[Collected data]
---+---

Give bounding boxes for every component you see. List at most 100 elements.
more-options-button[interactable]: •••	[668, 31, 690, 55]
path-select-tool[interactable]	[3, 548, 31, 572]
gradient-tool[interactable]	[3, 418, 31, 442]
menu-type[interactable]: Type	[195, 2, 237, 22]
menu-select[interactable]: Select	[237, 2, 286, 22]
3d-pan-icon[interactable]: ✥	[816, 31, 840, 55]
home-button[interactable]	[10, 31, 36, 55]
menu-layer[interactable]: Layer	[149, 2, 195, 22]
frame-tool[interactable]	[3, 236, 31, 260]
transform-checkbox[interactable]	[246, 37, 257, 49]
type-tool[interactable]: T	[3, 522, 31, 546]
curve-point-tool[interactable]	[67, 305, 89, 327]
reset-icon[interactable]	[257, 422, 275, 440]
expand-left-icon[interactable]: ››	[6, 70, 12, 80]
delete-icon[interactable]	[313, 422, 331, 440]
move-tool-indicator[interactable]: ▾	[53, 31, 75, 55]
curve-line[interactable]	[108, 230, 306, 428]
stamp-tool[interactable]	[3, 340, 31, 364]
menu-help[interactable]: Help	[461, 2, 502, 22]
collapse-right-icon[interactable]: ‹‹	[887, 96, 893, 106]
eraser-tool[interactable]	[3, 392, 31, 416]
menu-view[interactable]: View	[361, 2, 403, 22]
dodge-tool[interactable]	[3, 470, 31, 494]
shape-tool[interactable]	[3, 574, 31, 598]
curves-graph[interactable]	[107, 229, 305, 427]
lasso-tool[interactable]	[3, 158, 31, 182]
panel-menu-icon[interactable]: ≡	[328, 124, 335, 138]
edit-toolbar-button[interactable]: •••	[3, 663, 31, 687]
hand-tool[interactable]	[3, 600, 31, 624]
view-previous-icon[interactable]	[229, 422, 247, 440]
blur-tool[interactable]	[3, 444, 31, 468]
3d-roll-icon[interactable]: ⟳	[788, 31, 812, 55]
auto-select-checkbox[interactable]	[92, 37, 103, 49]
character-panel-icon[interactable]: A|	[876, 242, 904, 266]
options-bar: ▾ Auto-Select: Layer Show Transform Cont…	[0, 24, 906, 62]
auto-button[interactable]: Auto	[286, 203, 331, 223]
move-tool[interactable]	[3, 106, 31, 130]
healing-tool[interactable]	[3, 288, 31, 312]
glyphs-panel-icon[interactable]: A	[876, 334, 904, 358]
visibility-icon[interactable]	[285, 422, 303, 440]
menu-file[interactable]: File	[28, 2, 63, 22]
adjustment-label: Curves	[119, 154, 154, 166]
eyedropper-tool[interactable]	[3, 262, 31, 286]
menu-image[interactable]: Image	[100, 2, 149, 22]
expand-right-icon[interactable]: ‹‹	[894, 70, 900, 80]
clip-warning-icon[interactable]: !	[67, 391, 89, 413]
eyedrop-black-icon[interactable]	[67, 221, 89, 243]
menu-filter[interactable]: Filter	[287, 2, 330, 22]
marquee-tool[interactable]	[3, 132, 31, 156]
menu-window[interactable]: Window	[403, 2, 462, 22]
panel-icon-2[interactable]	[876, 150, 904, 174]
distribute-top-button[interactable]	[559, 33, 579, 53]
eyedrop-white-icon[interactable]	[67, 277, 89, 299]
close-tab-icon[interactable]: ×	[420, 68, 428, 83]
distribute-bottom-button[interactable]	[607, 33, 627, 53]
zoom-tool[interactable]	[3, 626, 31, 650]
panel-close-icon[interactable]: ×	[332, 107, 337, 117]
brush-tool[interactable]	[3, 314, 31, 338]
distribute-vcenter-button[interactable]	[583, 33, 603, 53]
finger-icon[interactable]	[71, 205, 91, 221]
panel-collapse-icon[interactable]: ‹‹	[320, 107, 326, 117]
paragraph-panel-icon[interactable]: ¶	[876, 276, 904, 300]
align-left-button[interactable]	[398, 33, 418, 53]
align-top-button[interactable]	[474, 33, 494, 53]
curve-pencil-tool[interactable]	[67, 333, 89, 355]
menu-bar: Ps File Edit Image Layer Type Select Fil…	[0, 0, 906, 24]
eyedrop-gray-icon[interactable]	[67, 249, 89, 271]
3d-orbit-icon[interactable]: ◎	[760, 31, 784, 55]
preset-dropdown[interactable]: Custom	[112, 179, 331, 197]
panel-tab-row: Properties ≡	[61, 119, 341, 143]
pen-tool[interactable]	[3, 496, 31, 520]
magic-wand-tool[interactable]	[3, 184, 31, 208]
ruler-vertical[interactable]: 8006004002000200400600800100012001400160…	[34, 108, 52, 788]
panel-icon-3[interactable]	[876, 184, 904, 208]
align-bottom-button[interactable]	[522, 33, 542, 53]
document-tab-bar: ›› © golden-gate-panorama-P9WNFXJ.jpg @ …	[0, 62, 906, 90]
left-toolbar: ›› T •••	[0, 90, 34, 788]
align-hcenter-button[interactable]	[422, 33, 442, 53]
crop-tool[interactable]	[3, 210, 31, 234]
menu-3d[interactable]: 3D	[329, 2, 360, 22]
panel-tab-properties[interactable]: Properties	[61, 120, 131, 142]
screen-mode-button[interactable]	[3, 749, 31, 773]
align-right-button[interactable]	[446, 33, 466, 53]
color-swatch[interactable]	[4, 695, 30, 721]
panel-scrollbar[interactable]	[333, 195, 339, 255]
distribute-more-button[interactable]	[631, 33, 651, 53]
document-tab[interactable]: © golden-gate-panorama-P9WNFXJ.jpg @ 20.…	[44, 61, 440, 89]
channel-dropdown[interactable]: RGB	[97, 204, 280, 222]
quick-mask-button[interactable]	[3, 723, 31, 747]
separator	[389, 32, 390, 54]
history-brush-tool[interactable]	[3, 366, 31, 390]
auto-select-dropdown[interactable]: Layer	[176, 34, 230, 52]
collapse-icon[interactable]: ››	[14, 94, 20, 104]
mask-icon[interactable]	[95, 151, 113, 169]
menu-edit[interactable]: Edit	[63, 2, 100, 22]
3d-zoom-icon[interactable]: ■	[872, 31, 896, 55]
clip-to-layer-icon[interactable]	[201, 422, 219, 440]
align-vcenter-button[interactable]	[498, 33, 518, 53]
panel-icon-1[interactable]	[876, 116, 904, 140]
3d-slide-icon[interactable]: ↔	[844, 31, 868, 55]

---+---

Job:
Put the items into a numbered list, starting at the very first line and ending at the line that contains "31, 36, 55]", and leave out any blank lines.

Written solution:
1. Give bounding boxes for every component you see. List at most 100 elements.
2. more-options-button[interactable]: •••	[668, 31, 690, 55]
3. path-select-tool[interactable]	[3, 548, 31, 572]
4. gradient-tool[interactable]	[3, 418, 31, 442]
5. menu-type[interactable]: Type	[195, 2, 237, 22]
6. menu-select[interactable]: Select	[237, 2, 286, 22]
7. 3d-pan-icon[interactable]: ✥	[816, 31, 840, 55]
8. home-button[interactable]	[10, 31, 36, 55]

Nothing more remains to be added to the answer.